**Data supplied:**
* * *

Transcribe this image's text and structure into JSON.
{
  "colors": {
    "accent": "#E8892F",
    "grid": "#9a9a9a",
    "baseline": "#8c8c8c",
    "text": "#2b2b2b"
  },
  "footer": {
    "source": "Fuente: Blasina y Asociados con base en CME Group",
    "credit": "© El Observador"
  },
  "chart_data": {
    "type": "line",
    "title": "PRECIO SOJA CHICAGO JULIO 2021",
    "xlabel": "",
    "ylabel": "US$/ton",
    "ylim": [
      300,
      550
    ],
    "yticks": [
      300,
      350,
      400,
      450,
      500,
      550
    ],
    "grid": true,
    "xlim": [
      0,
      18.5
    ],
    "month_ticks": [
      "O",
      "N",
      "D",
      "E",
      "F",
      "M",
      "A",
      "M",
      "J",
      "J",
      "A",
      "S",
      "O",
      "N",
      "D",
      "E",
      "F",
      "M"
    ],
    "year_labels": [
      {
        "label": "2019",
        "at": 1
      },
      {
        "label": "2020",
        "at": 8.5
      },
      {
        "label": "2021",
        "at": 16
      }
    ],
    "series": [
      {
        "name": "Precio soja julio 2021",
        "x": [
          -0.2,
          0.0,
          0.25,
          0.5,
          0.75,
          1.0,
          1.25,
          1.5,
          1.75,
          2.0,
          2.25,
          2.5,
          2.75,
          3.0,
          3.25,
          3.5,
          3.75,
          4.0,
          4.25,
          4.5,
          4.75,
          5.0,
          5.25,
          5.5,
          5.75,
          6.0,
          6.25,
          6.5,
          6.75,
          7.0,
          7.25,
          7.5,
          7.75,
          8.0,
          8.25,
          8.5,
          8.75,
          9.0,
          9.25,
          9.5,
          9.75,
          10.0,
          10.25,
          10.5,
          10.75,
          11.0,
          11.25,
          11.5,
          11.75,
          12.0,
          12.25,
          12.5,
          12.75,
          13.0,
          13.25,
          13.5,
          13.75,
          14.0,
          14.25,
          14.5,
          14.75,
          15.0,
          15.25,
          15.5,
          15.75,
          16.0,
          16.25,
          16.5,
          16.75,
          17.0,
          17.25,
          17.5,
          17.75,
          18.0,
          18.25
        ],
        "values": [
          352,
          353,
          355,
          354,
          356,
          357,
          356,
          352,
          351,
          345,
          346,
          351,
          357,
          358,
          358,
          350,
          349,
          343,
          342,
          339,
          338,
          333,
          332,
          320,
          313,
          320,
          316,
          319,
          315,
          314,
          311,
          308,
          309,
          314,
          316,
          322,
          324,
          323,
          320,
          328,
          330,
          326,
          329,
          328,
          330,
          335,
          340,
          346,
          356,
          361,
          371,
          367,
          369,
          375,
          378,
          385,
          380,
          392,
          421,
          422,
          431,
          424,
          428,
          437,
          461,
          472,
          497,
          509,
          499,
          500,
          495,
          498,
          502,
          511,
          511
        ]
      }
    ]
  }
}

* * *

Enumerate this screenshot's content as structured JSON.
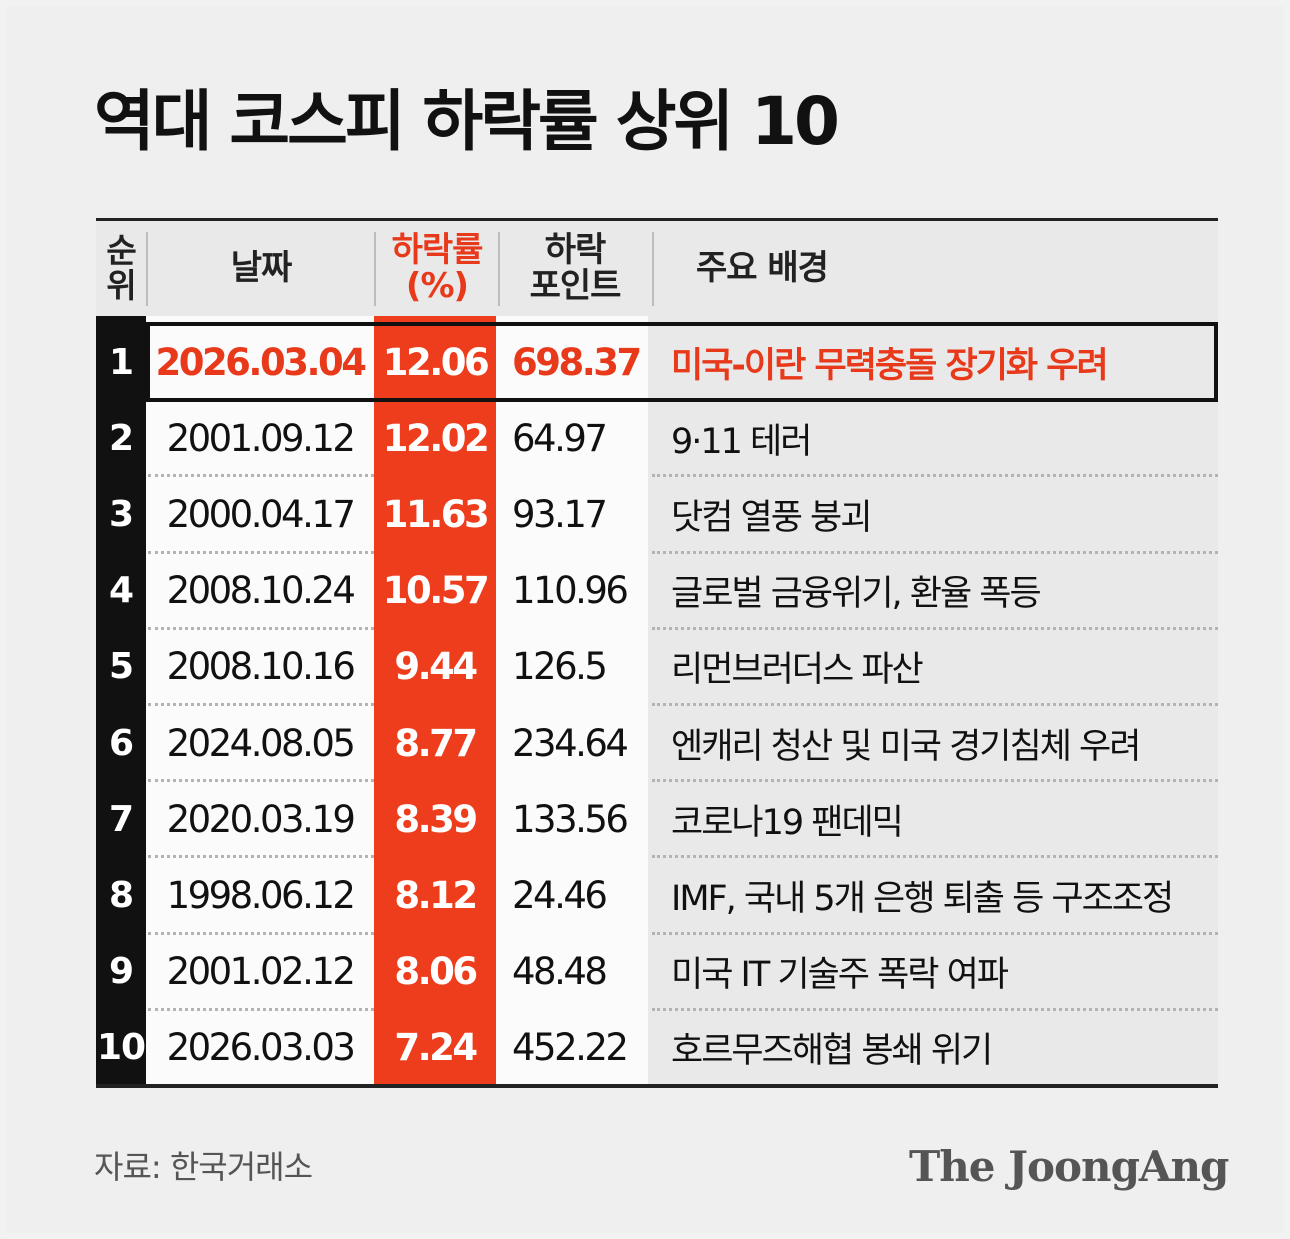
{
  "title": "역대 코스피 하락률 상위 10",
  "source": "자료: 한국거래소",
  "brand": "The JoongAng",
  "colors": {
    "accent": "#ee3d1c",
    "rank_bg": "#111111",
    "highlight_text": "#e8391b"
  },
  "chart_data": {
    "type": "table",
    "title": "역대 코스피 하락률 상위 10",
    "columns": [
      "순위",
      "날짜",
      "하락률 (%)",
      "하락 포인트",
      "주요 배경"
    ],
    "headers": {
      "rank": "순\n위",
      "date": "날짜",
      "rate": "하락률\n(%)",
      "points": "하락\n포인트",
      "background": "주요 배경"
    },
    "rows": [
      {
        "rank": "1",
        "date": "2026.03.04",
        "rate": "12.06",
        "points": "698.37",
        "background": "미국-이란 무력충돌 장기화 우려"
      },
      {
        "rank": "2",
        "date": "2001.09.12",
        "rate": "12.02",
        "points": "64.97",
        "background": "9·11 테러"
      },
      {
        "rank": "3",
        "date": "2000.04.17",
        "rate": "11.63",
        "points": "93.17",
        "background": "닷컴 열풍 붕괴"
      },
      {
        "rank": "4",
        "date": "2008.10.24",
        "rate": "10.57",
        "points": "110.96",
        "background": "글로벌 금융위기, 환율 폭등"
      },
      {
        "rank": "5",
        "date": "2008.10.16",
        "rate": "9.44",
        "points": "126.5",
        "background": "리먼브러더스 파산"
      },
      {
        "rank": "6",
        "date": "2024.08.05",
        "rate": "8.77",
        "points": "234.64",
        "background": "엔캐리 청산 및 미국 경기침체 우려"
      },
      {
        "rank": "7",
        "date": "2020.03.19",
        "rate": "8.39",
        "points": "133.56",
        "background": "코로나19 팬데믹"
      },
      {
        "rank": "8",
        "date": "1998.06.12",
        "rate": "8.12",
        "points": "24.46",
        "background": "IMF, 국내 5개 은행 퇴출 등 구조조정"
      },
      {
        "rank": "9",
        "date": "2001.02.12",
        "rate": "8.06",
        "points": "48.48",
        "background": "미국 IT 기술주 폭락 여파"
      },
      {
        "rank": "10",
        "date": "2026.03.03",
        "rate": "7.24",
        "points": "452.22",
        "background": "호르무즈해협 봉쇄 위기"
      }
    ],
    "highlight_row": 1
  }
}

* * *

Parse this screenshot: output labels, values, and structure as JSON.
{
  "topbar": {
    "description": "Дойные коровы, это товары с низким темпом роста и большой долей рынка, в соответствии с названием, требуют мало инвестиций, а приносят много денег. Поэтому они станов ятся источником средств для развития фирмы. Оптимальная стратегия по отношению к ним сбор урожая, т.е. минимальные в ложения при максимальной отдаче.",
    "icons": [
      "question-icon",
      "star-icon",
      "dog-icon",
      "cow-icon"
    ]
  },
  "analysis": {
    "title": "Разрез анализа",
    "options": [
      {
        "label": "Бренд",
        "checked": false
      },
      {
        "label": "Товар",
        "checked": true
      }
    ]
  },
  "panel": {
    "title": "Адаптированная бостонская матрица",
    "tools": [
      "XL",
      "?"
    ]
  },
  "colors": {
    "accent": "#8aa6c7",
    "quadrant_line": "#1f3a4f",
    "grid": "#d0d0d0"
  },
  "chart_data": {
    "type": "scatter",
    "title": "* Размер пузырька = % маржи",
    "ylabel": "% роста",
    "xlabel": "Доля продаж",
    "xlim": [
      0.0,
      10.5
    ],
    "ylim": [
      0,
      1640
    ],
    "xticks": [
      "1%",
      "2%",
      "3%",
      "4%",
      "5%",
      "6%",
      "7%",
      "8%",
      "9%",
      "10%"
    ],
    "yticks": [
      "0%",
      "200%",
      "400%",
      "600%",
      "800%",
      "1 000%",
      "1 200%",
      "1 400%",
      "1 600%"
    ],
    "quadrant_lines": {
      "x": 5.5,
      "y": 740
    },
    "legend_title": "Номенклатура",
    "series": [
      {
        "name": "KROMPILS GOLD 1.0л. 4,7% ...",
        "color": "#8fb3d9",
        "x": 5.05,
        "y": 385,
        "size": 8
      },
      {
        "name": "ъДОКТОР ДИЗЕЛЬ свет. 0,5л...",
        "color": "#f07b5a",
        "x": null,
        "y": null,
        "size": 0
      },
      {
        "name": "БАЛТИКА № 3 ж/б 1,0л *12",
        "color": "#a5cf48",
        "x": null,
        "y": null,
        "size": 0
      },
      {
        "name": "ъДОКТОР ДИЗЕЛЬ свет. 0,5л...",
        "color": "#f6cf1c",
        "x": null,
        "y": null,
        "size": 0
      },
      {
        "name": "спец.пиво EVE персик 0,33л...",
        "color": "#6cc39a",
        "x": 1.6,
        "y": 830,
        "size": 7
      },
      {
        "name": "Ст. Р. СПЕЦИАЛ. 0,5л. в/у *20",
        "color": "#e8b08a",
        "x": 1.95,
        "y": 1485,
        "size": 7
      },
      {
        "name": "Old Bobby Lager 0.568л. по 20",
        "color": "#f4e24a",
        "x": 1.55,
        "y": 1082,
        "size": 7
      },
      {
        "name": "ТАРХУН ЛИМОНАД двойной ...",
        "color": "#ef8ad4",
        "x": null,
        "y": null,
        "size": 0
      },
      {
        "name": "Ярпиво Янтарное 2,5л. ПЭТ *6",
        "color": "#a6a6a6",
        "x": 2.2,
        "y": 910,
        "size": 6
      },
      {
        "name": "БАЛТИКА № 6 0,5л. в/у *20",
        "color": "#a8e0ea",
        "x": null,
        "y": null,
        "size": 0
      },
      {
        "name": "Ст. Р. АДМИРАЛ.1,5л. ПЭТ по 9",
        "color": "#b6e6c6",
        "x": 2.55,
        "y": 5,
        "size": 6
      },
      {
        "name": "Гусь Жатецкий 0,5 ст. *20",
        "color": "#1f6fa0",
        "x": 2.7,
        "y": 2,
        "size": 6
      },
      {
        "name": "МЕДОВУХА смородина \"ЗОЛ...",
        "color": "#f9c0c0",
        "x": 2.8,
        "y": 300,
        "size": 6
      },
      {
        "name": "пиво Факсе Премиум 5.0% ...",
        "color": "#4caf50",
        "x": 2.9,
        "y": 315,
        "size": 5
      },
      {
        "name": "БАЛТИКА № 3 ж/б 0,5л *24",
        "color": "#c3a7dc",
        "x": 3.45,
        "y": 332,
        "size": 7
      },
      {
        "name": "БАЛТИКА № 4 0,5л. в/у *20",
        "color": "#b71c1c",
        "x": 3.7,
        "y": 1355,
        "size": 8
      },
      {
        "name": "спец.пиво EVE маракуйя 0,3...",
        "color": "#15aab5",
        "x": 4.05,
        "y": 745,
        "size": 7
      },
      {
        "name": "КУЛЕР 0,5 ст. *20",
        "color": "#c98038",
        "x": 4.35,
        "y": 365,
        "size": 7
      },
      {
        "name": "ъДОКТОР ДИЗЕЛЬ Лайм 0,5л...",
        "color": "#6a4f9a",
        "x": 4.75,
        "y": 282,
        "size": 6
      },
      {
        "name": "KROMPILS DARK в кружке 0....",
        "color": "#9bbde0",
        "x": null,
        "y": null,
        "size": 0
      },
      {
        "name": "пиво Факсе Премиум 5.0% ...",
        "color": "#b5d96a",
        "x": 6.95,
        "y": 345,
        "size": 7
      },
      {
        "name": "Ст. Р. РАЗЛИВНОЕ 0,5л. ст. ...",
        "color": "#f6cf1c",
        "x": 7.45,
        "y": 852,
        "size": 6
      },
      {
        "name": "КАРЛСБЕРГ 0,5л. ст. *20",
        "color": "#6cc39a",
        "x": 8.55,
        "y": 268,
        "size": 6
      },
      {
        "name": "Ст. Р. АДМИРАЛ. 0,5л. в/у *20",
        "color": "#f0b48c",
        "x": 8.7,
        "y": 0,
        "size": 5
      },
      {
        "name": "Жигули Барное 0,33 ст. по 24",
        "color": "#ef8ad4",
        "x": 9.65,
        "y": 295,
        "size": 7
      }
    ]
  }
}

* * *

**Goal of the exercise:**
Extract lines where the string "this" occurs.

**Reply to the task:**
Transcribe this image's text and structure into JSON.
Enumerate this screenshot's content as structured JSON.
Parse this screenshot: output labels, values, and structure as JSON.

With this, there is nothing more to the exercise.